» **Exercise task**
Repeat the lines below exactly as they appear, but leave out the images.

» **Data rows**
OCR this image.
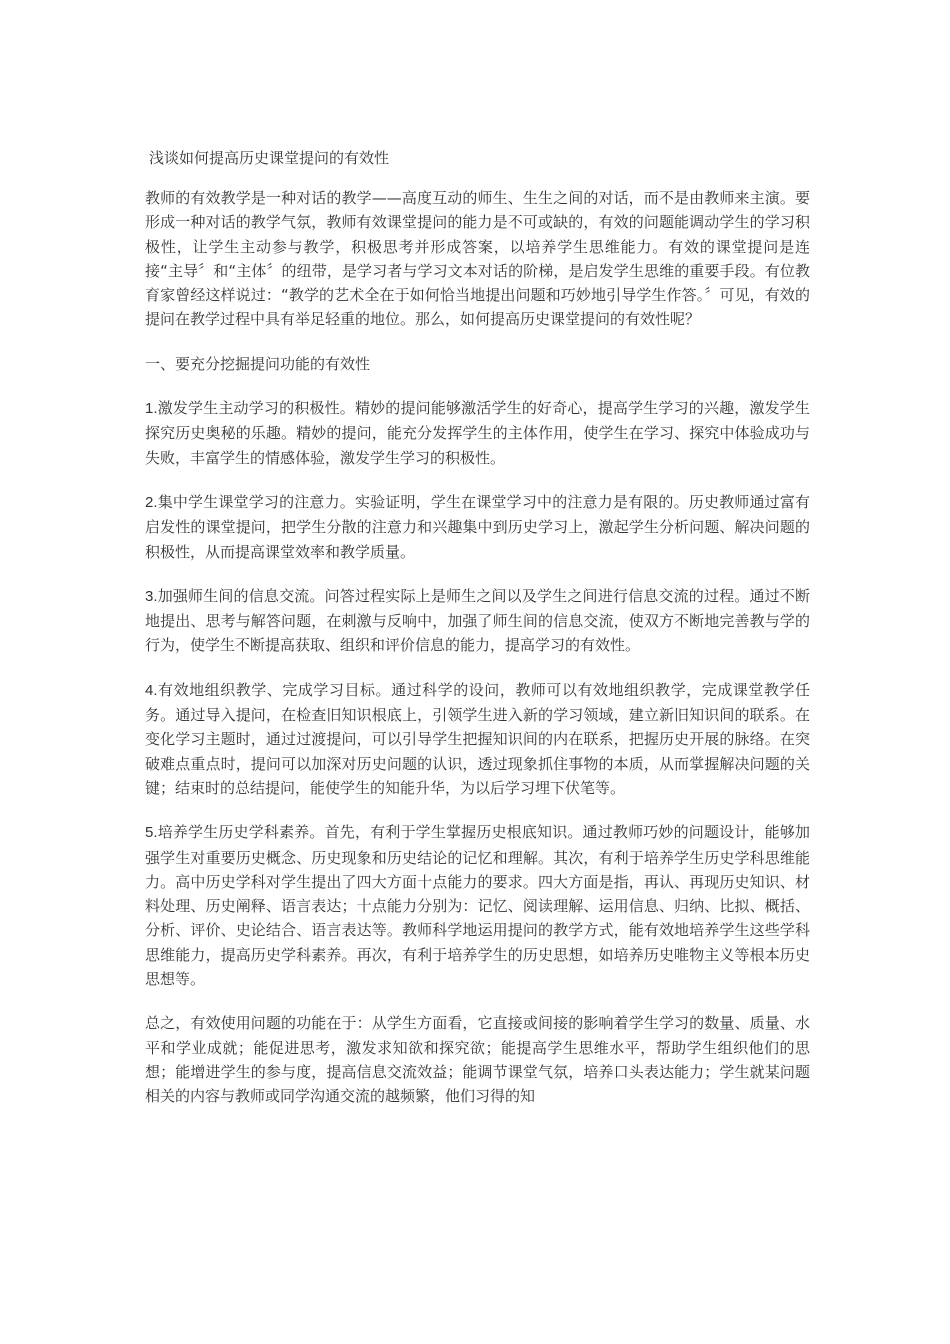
浅谈如何提高历史课堂提问的有效性

教师的有效教学是一种对话的教学——高度互动的师生、生生之间的对话，而不是由教师来主演。要形成一种对话的教学气氛，教师有效课堂提问的能力是不可或缺的，有效的问题能调动学生的学习积极性，让学生主动参与教学，积极思考并形成答案，以培养学生思维能力。有效的课堂提问是连接“主导〞和“主体〞的纽带，是学习者与学习文本对话的阶梯，是启发学生思维的重要手段。有位教育家曾经这样说过：“教学的艺术全在于如何恰当地提出问题和巧妙地引导学生作答。〞可见，有效的提问在教学过程中具有举足轻重的地位。那么，如何提高历史课堂提问的有效性呢？

一、要充分挖掘提问功能的有效性

1.激发学生主动学习的积极性。精妙的提问能够激活学生的好奇心，提高学生学习的兴趣，激发学生探究历史奥秘的乐趣。精妙的提问，能充分发挥学生的主体作用，使学生在学习、探究中体验成功与失败，丰富学生的情感体验，激发学生学习的积极性。

2.集中学生课堂学习的注意力。实验证明，学生在课堂学习中的注意力是有限的。历史教师通过富有启发性的课堂提问，把学生分散的注意力和兴趣集中到历史学习上，激起学生分析问题、解决问题的积极性，从而提高课堂效率和教学质量。

3.加强师生间的信息交流。问答过程实际上是师生之间以及学生之间进行信息交流的过程。通过不断地提出、思考与解答问题，在刺激与反响中，加强了师生间的信息交流，使双方不断地完善教与学的行为，使学生不断提高获取、组织和评价信息的能力，提高学习的有效性。

4.有效地组织教学、完成学习目标。通过科学的设问，教师可以有效地组织教学，完成课堂教学任务。通过导入提问，在检查旧知识根底上，引领学生进入新的学习领域，建立新旧知识间的联系。在变化学习主题时，通过过渡提问，可以引导学生把握知识间的内在联系，把握历史开展的脉络。在突破难点重点时，提问可以加深对历史问题的认识，透过现象抓住事物的本质，从而掌握解决问题的关键；结束时的总结提问，能使学生的知能升华，为以后学习埋下伏笔等。

5.培养学生历史学科素养。首先，有利于学生掌握历史根底知识。通过教师巧妙的问题设计，能够加强学生对重要历史概念、历史现象和历史结论的记忆和理解。其次，有利于培养学生历史学科思维能力。高中历史学科对学生提出了四大方面十点能力的要求。四大方面是指，再认、再现历史知识、材料处理、历史阐释、语言表达；十点能力分别为：记忆、阅读理解、运用信息、归纳、比拟、概括、分析、评价、史论结合、语言表达等。教师科学地运用提问的教学方式，能有效地培养学生这些学科思维能力，提高历史学科素养。再次，有利于培养学生的历史思想，如培养历史唯物主义等根本历史思想等。

总之，有效使用问题的功能在于：从学生方面看，它直接或间接的影响着学生学习的数量、质量、水平和学业成就；能促进思考，激发求知欲和探究欲；能提高学生思维水平，帮助学生组织他们的思想；能增进学生的参与度，提高信息交流效益；能调节课堂气氛，培养口头表达能力；学生就某问题相关的内容与教师或同学沟通交流的越频繁，他们习得的知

» **Exercise response**
OCR this image.
浅谈如何提高历史课堂提问的有效性

教师的有效教学是一种对话的教学——高度互动的师生、生生之间的对话，而不是由教师来主演。要形成一种对话的教学气氛，教师有效课堂提问的能力是不可或缺的，有效的问题能调动学生的学习积极性，让学生主动参与教学，积极思考并形成答案，以培养学生思维能力。有效的课堂提问是连接“主导〞和“主体〞的纽带，是学习者与学习文本对话的阶梯，是启发学生思维的重要手段。有位教育家曾经这样说过：“教学的艺术全在于如何恰当地提出问题和巧妙地引导学生作答。〞可见，有效的提问在教学过程中具有举足轻重的地位。那么，如何提高历史课堂提问的有效性呢？

一、要充分挖掘提问功能的有效性

1.激发学生主动学习的积极性。精妙的提问能够激活学生的好奇心，提高学生学习的兴趣，激发学生探究历史奥秘的乐趣。精妙的提问，能充分发挥学生的主体作用，使学生在学习、探究中体验成功与失败，丰富学生的情感体验，激发学生学习的积极性。

2.集中学生课堂学习的注意力。实验证明，学生在课堂学习中的注意力是有限的。历史教师通过富有启发性的课堂提问，把学生分散的注意力和兴趣集中到历史学习上，激起学生分析问题、解决问题的积极性，从而提高课堂效率和教学质量。

3.加强师生间的信息交流。问答过程实际上是师生之间以及学生之间进行信息交流的过程。通过不断地提出、思考与解答问题，在刺激与反响中，加强了师生间的信息交流，使双方不断地完善教与学的行为，使学生不断提高获取、组织和评价信息的能力，提高学习的有效性。

4.有效地组织教学、完成学习目标。通过科学的设问，教师可以有效地组织教学，完成课堂教学任务。通过导入提问，在检查旧知识根底上，引领学生进入新的学习领域，建立新旧知识间的联系。在变化学习主题时，通过过渡提问，可以引导学生把握知识间的内在联系，把握历史开展的脉络。在突破难点重点时，提问可以加深对历史问题的认识，透过现象抓住事物的本质，从而掌握解决问题的关键；结束时的总结提问，能使学生的知能升华，为以后学习埋下伏笔等。

5.培养学生历史学科素养。首先，有利于学生掌握历史根底知识。通过教师巧妙的问题设计，能够加强学生对重要历史概念、历史现象和历史结论的记忆和理解。其次，有利于培养学生历史学科思维能力。高中历史学科对学生提出了四大方面十点能力的要求。四大方面是指，再认、再现历史知识、材料处理、历史阐释、语言表达；十点能力分别为：记忆、阅读理解、运用信息、归纳、比拟、概括、分析、评价、史论结合、语言表达等。教师科学地运用提问的教学方式，能有效地培养学生这些学科思维能力，提高历史学科素养。再次，有利于培养学生的历史思想，如培养历史唯物主义等根本历史思想等。

总之，有效使用问题的功能在于：从学生方面看，它直接或间接的影响着学生学习的数量、质量、水平和学业成就；能促进思考，激发求知欲和探究欲；能提高学生思维水平，帮助学生组织他们的思想；能增进学生的参与度，提高信息交流效益；能调节课堂气氛，培养口头表达能力；学生就某问题相关的内容与教师或同学沟通交流的越频繁，他们习得的知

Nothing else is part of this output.